■ AIM:
What follows is a listing; restate every line of it word for word.

■ Saved data entries:
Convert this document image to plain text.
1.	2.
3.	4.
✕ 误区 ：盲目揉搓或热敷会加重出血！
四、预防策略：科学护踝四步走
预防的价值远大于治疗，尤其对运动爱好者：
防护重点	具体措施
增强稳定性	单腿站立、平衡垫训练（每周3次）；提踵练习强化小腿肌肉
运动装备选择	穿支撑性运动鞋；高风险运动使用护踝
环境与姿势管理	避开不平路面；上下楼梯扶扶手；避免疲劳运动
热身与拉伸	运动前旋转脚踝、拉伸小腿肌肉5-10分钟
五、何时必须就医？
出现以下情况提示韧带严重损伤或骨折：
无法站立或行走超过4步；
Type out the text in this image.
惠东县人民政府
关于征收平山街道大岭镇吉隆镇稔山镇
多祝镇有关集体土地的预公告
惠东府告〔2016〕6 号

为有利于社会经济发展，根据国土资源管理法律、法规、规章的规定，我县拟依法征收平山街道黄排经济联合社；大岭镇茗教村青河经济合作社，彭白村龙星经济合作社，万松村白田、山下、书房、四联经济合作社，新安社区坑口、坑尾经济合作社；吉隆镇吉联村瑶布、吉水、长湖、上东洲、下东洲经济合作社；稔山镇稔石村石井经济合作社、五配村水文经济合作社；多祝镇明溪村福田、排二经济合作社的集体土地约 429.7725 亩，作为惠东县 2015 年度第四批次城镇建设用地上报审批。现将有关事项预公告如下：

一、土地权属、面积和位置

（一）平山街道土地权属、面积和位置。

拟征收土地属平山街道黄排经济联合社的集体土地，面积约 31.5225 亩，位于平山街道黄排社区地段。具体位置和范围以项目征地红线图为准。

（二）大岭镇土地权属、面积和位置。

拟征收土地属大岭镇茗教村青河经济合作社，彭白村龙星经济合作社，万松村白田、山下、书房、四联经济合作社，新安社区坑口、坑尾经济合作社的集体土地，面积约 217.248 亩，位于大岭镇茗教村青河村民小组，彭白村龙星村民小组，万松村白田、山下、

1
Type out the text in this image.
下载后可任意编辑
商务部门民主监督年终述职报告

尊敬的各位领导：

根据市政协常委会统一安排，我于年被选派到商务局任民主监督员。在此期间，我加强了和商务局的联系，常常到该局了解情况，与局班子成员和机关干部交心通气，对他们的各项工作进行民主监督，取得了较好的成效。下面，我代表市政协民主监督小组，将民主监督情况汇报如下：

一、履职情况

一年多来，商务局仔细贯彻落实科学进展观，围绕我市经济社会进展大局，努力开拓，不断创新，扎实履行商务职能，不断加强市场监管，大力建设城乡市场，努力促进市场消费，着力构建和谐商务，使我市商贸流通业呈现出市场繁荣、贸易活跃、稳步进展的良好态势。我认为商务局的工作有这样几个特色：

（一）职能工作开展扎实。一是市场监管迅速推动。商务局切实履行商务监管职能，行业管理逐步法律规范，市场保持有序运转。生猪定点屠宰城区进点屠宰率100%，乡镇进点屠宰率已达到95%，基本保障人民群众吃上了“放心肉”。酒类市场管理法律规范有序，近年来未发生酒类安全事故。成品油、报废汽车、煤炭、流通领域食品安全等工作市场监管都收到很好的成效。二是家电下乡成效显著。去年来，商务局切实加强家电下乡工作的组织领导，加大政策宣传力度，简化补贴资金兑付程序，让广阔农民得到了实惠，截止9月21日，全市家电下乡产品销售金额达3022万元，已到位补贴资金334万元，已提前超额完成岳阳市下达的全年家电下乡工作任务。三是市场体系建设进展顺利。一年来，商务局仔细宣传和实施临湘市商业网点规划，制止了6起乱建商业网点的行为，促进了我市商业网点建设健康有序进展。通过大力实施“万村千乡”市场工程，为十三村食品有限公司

■ SOLUTION TO THE PROBLEM:
Convert this document image to plain text.
1.	2.
3.	4.
✕ 误区 ：盲目揉搓或热敷会加重出血！
四、预防策略：科学护踝四步走
预防的价值远大于治疗，尤其对运动爱好者：
防护重点	具体措施
增强稳定性	单腿站立、平衡垫训练（每周3次）；提踵练习强化小腿肌肉
运动装备选择	穿支撑性运动鞋；高风险运动使用护踝
环境与姿势管理	避开不平路面；上下楼梯扶扶手；避免疲劳运动
热身与拉伸	运动前旋转脚踝、拉伸小腿肌肉5-10分钟
五、何时必须就医？
出现以下情况提示韧带严重损伤或骨折：
无法站立或行走超过4步；
Type out the text in this image.
惠东县人民政府
关于征收平山街道大岭镇吉隆镇稔山镇
多祝镇有关集体土地的预公告
惠东府告〔2016〕6 号

为有利于社会经济发展，根据国土资源管理法律、法规、规章的规定，我县拟依法征收平山街道黄排经济联合社；大岭镇茗教村青河经济合作社，彭白村龙星经济合作社，万松村白田、山下、书房、四联经济合作社，新安社区坑口、坑尾经济合作社；吉隆镇吉联村瑶布、吉水、长湖、上东洲、下东洲经济合作社；稔山镇稔石村石井经济合作社、五配村水文经济合作社；多祝镇明溪村福田、排二经济合作社的集体土地约 429.7725 亩，作为惠东县 2015 年度第四批次城镇建设用地上报审批。现将有关事项预公告如下：

一、土地权属、面积和位置

（一）平山街道土地权属、面积和位置。

拟征收土地属平山街道黄排经济联合社的集体土地，面积约 31.5225 亩，位于平山街道黄排社区地段。具体位置和范围以项目征地红线图为准。

（二）大岭镇土地权属、面积和位置。

拟征收土地属大岭镇茗教村青河经济合作社，彭白村龙星经济合作社，万松村白田、山下、书房、四联经济合作社，新安社区坑口、坑尾经济合作社的集体土地，面积约 217.248 亩，位于大岭镇茗教村青河村民小组，彭白村龙星村民小组，万松村白田、山下、

1
Type out the text in this image.
下载后可任意编辑
商务部门民主监督年终述职报告

尊敬的各位领导：

根据市政协常委会统一安排，我于年被选派到商务局任民主监督员。在此期间，我加强了和商务局的联系，常常到该局了解情况，与局班子成员和机关干部交心通气，对他们的各项工作进行民主监督，取得了较好的成效。下面，我代表市政协民主监督小组，将民主监督情况汇报如下：

一、履职情况

一年多来，商务局仔细贯彻落实科学进展观，围绕我市经济社会进展大局，努力开拓，不断创新，扎实履行商务职能，不断加强市场监管，大力建设城乡市场，努力促进市场消费，着力构建和谐商务，使我市商贸流通业呈现出市场繁荣、贸易活跃、稳步进展的良好态势。我认为商务局的工作有这样几个特色：

（一）职能工作开展扎实。一是市场监管迅速推动。商务局切实履行商务监管职能，行业管理逐步法律规范，市场保持有序运转。生猪定点屠宰城区进点屠宰率100%，乡镇进点屠宰率已达到95%，基本保障人民群众吃上了“放心肉”。酒类市场管理法律规范有序，近年来未发生酒类安全事故。成品油、报废汽车、煤炭、流通领域食品安全等工作市场监管都收到很好的成效。二是家电下乡成效显著。去年来，商务局切实加强家电下乡工作的组织领导，加大政策宣传力度，简化补贴资金兑付程序，让广阔农民得到了实惠，截止9月21日，全市家电下乡产品销售金额达3022万元，已到位补贴资金334万元，已提前超额完成岳阳市下达的全年家电下乡工作任务。三是市场体系建设进展顺利。一年来，商务局仔细宣传和实施临湘市商业网点规划，制止了6起乱建商业网点的行为，促进了我市商业网点建设健康有序进展。通过大力实施“万村千乡”市场工程，为十三村食品有限公司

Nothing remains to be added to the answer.